§ **Written problem**: All entries are to be given again verbatim.

>> Begin Data to process

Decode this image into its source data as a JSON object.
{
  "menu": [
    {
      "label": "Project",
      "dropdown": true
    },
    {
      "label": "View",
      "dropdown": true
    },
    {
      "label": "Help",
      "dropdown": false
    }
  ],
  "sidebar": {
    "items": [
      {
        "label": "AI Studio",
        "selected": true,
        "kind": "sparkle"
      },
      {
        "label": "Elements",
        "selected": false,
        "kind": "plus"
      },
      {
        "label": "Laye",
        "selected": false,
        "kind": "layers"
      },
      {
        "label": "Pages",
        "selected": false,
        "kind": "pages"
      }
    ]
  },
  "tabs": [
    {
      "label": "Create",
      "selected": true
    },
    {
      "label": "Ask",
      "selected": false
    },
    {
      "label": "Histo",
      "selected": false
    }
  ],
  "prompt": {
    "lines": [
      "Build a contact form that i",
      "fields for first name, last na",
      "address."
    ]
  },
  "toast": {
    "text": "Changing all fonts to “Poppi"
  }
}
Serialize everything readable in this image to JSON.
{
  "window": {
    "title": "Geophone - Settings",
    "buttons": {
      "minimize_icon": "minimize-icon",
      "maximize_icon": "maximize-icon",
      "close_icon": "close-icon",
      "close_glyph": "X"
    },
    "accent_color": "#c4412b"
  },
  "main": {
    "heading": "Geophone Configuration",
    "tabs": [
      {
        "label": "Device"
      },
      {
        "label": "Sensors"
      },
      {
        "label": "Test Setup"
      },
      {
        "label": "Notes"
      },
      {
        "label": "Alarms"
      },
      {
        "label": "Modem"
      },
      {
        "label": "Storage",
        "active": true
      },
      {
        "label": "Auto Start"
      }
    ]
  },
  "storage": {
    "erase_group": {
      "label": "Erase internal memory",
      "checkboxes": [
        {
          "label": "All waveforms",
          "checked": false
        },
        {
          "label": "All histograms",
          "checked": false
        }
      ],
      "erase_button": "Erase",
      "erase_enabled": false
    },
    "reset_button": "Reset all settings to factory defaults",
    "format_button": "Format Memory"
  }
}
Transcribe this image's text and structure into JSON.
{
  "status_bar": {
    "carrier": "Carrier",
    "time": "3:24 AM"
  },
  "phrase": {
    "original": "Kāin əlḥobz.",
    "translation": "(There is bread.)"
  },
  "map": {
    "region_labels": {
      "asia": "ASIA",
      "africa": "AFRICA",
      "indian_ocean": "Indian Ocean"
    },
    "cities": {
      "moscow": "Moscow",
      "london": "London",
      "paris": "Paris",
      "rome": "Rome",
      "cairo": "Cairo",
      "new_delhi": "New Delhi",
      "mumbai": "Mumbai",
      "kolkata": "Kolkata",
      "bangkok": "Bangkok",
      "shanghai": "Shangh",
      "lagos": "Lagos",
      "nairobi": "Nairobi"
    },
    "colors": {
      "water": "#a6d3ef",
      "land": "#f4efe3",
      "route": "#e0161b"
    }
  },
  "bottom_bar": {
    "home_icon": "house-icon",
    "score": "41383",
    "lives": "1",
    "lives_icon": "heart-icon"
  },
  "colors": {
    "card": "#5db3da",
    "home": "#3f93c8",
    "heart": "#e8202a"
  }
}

>> End Data to process

§ **Exercise answer**:
Decode this image into its source data as a JSON object.
{
  "menu": [
    {
      "label": "Project",
      "dropdown": true
    },
    {
      "label": "View",
      "dropdown": true
    },
    {
      "label": "Help",
      "dropdown": false
    }
  ],
  "sidebar": {
    "items": [
      {
        "label": "AI Studio",
        "selected": true,
        "kind": "sparkle"
      },
      {
        "label": "Elements",
        "selected": false,
        "kind": "plus"
      },
      {
        "label": "Laye",
        "selected": false,
        "kind": "layers"
      },
      {
        "label": "Pages",
        "selected": false,
        "kind": "pages"
      }
    ]
  },
  "tabs": [
    {
      "label": "Create",
      "selected": true
    },
    {
      "label": "Ask",
      "selected": false
    },
    {
      "label": "Histo",
      "selected": false
    }
  ],
  "prompt": {
    "lines": [
      "Build a contact form that i",
      "fields for first name, last na",
      "address."
    ]
  },
  "toast": {
    "text": "Changing all fonts to “Poppi"
  }
}
Serialize everything readable in this image to JSON.
{
  "window": {
    "title": "Geophone - Settings",
    "buttons": {
      "minimize_icon": "minimize-icon",
      "maximize_icon": "maximize-icon",
      "close_icon": "close-icon",
      "close_glyph": "X"
    },
    "accent_color": "#c4412b"
  },
  "main": {
    "heading": "Geophone Configuration",
    "tabs": [
      {
        "label": "Device"
      },
      {
        "label": "Sensors"
      },
      {
        "label": "Test Setup"
      },
      {
        "label": "Notes"
      },
      {
        "label": "Alarms"
      },
      {
        "label": "Modem"
      },
      {
        "label": "Storage",
        "active": true
      },
      {
        "label": "Auto Start"
      }
    ]
  },
  "storage": {
    "erase_group": {
      "label": "Erase internal memory",
      "checkboxes": [
        {
          "label": "All waveforms",
          "checked": false
        },
        {
          "label": "All histograms",
          "checked": false
        }
      ],
      "erase_button": "Erase",
      "erase_enabled": false
    },
    "reset_button": "Reset all settings to factory defaults",
    "format_button": "Format Memory"
  }
}
Transcribe this image's text and structure into JSON.
{
  "status_bar": {
    "carrier": "Carrier",
    "time": "3:24 AM"
  },
  "phrase": {
    "original": "Kāin əlḥobz.",
    "translation": "(There is bread.)"
  },
  "map": {
    "region_labels": {
      "asia": "ASIA",
      "africa": "AFRICA",
      "indian_ocean": "Indian Ocean"
    },
    "cities": {
      "moscow": "Moscow",
      "london": "London",
      "paris": "Paris",
      "rome": "Rome",
      "cairo": "Cairo",
      "new_delhi": "New Delhi",
      "mumbai": "Mumbai",
      "kolkata": "Kolkata",
      "bangkok": "Bangkok",
      "shanghai": "Shangh",
      "lagos": "Lagos",
      "nairobi": "Nairobi"
    },
    "colors": {
      "water": "#a6d3ef",
      "land": "#f4efe3",
      "route": "#e0161b"
    }
  },
  "bottom_bar": {
    "home_icon": "house-icon",
    "score": "41383",
    "lives": "1",
    "lives_icon": "heart-icon"
  },
  "colors": {
    "card": "#5db3da",
    "home": "#3f93c8",
    "heart": "#e8202a"
  }
}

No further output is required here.